## begin MATERIAL
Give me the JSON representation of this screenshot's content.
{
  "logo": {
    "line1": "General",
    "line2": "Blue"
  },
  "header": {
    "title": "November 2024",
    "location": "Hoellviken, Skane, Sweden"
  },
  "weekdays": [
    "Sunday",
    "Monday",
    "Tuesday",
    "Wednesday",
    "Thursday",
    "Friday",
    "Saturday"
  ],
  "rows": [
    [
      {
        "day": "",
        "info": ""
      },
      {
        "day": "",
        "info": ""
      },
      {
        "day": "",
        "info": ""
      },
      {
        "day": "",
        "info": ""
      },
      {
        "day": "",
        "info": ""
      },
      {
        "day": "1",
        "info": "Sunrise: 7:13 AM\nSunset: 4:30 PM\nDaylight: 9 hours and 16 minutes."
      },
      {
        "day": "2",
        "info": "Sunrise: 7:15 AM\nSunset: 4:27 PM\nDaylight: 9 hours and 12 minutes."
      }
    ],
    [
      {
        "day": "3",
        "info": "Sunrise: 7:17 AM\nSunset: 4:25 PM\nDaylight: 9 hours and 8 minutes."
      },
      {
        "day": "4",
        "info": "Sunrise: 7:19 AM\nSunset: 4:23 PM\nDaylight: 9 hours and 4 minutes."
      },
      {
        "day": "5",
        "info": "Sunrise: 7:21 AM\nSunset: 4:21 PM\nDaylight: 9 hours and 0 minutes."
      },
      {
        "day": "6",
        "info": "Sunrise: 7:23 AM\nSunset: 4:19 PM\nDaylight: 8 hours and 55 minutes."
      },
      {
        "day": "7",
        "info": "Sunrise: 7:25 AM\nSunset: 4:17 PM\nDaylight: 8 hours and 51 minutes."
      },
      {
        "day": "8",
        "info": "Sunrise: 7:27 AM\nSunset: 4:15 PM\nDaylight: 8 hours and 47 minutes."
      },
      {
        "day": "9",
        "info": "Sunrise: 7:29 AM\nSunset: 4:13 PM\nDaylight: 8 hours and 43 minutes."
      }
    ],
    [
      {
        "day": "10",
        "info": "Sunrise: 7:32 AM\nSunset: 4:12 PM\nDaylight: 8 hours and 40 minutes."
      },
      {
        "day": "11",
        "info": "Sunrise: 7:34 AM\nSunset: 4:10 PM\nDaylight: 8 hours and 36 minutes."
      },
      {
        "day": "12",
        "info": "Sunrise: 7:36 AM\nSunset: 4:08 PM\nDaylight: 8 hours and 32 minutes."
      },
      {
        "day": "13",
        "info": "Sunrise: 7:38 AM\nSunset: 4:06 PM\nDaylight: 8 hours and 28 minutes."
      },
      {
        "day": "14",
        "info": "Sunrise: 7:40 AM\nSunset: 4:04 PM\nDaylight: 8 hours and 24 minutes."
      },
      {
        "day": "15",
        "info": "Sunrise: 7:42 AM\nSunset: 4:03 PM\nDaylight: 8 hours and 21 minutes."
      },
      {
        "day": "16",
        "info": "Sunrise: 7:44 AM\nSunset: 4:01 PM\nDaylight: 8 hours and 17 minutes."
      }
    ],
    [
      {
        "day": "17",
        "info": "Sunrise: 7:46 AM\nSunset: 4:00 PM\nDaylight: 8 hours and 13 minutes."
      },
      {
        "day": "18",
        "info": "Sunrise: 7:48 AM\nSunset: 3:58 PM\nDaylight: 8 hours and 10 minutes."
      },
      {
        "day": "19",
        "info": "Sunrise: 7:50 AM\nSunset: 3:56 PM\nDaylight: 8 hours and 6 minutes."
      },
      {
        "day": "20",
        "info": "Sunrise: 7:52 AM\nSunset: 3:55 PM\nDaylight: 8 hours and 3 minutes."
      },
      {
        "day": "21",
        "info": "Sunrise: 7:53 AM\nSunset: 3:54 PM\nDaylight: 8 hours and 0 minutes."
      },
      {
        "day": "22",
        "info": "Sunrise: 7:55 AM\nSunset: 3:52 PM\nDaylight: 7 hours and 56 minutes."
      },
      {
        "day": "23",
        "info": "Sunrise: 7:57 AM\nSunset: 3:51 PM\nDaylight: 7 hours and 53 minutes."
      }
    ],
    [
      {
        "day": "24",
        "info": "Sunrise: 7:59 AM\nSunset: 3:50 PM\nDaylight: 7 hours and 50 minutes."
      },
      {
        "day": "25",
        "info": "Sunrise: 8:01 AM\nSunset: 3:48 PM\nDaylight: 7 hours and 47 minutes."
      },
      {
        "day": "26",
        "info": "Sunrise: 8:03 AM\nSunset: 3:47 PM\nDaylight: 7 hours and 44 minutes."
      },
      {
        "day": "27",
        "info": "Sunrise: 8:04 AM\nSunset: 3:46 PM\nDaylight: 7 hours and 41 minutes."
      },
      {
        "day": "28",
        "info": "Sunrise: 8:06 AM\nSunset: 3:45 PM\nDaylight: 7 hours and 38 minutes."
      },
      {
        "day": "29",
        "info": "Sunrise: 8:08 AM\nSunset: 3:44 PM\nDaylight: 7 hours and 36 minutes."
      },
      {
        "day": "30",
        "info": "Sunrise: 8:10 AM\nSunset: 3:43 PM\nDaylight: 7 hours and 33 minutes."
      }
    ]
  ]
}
## end MATERIAL
> [WHAT YOU WILL DO]: All the entries above need to be reproduced exactly.

> [SOLUTION FOR THIS EXERCISE]:
Give me the JSON representation of this screenshot's content.
{
  "logo": {
    "line1": "General",
    "line2": "Blue"
  },
  "header": {
    "title": "November 2024",
    "location": "Hoellviken, Skane, Sweden"
  },
  "weekdays": [
    "Sunday",
    "Monday",
    "Tuesday",
    "Wednesday",
    "Thursday",
    "Friday",
    "Saturday"
  ],
  "rows": [
    [
      {
        "day": "",
        "info": ""
      },
      {
        "day": "",
        "info": ""
      },
      {
        "day": "",
        "info": ""
      },
      {
        "day": "",
        "info": ""
      },
      {
        "day": "",
        "info": ""
      },
      {
        "day": "1",
        "info": "Sunrise: 7:13 AM\nSunset: 4:30 PM\nDaylight: 9 hours and 16 minutes."
      },
      {
        "day": "2",
        "info": "Sunrise: 7:15 AM\nSunset: 4:27 PM\nDaylight: 9 hours and 12 minutes."
      }
    ],
    [
      {
        "day": "3",
        "info": "Sunrise: 7:17 AM\nSunset: 4:25 PM\nDaylight: 9 hours and 8 minutes."
      },
      {
        "day": "4",
        "info": "Sunrise: 7:19 AM\nSunset: 4:23 PM\nDaylight: 9 hours and 4 minutes."
      },
      {
        "day": "5",
        "info": "Sunrise: 7:21 AM\nSunset: 4:21 PM\nDaylight: 9 hours and 0 minutes."
      },
      {
        "day": "6",
        "info": "Sunrise: 7:23 AM\nSunset: 4:19 PM\nDaylight: 8 hours and 55 minutes."
      },
      {
        "day": "7",
        "info": "Sunrise: 7:25 AM\nSunset: 4:17 PM\nDaylight: 8 hours and 51 minutes."
      },
      {
        "day": "8",
        "info": "Sunrise: 7:27 AM\nSunset: 4:15 PM\nDaylight: 8 hours and 47 minutes."
      },
      {
        "day": "9",
        "info": "Sunrise: 7:29 AM\nSunset: 4:13 PM\nDaylight: 8 hours and 43 minutes."
      }
    ],
    [
      {
        "day": "10",
        "info": "Sunrise: 7:32 AM\nSunset: 4:12 PM\nDaylight: 8 hours and 40 minutes."
      },
      {
        "day": "11",
        "info": "Sunrise: 7:34 AM\nSunset: 4:10 PM\nDaylight: 8 hours and 36 minutes."
      },
      {
        "day": "12",
        "info": "Sunrise: 7:36 AM\nSunset: 4:08 PM\nDaylight: 8 hours and 32 minutes."
      },
      {
        "day": "13",
        "info": "Sunrise: 7:38 AM\nSunset: 4:06 PM\nDaylight: 8 hours and 28 minutes."
      },
      {
        "day": "14",
        "info": "Sunrise: 7:40 AM\nSunset: 4:04 PM\nDaylight: 8 hours and 24 minutes."
      },
      {
        "day": "15",
        "info": "Sunrise: 7:42 AM\nSunset: 4:03 PM\nDaylight: 8 hours and 21 minutes."
      },
      {
        "day": "16",
        "info": "Sunrise: 7:44 AM\nSunset: 4:01 PM\nDaylight: 8 hours and 17 minutes."
      }
    ],
    [
      {
        "day": "17",
        "info": "Sunrise: 7:46 AM\nSunset: 4:00 PM\nDaylight: 8 hours and 13 minutes."
      },
      {
        "day": "18",
        "info": "Sunrise: 7:48 AM\nSunset: 3:58 PM\nDaylight: 8 hours and 10 minutes."
      },
      {
        "day": "19",
        "info": "Sunrise: 7:50 AM\nSunset: 3:56 PM\nDaylight: 8 hours and 6 minutes."
      },
      {
        "day": "20",
        "info": "Sunrise: 7:52 AM\nSunset: 3:55 PM\nDaylight: 8 hours and 3 minutes."
      },
      {
        "day": "21",
        "info": "Sunrise: 7:53 AM\nSunset: 3:54 PM\nDaylight: 8 hours and 0 minutes."
      },
      {
        "day": "22",
        "info": "Sunrise: 7:55 AM\nSunset: 3:52 PM\nDaylight: 7 hours and 56 minutes."
      },
      {
        "day": "23",
        "info": "Sunrise: 7:57 AM\nSunset: 3:51 PM\nDaylight: 7 hours and 53 minutes."
      }
    ],
    [
      {
        "day": "24",
        "info": "Sunrise: 7:59 AM\nSunset: 3:50 PM\nDaylight: 7 hours and 50 minutes."
      },
      {
        "day": "25",
        "info": "Sunrise: 8:01 AM\nSunset: 3:48 PM\nDaylight: 7 hours and 47 minutes."
      },
      {
        "day": "26",
        "info": "Sunrise: 8:03 AM\nSunset: 3:47 PM\nDaylight: 7 hours and 44 minutes."
      },
      {
        "day": "27",
        "info": "Sunrise: 8:04 AM\nSunset: 3:46 PM\nDaylight: 7 hours and 41 minutes."
      },
      {
        "day": "28",
        "info": "Sunrise: 8:06 AM\nSunset: 3:45 PM\nDaylight: 7 hours and 38 minutes."
      },
      {
        "day": "29",
        "info": "Sunrise: 8:08 AM\nSunset: 3:44 PM\nDaylight: 7 hours and 36 minutes."
      },
      {
        "day": "30",
        "info": "Sunrise: 8:10 AM\nSunset: 3:43 PM\nDaylight: 7 hours and 33 minutes."
      }
    ]
  ]
}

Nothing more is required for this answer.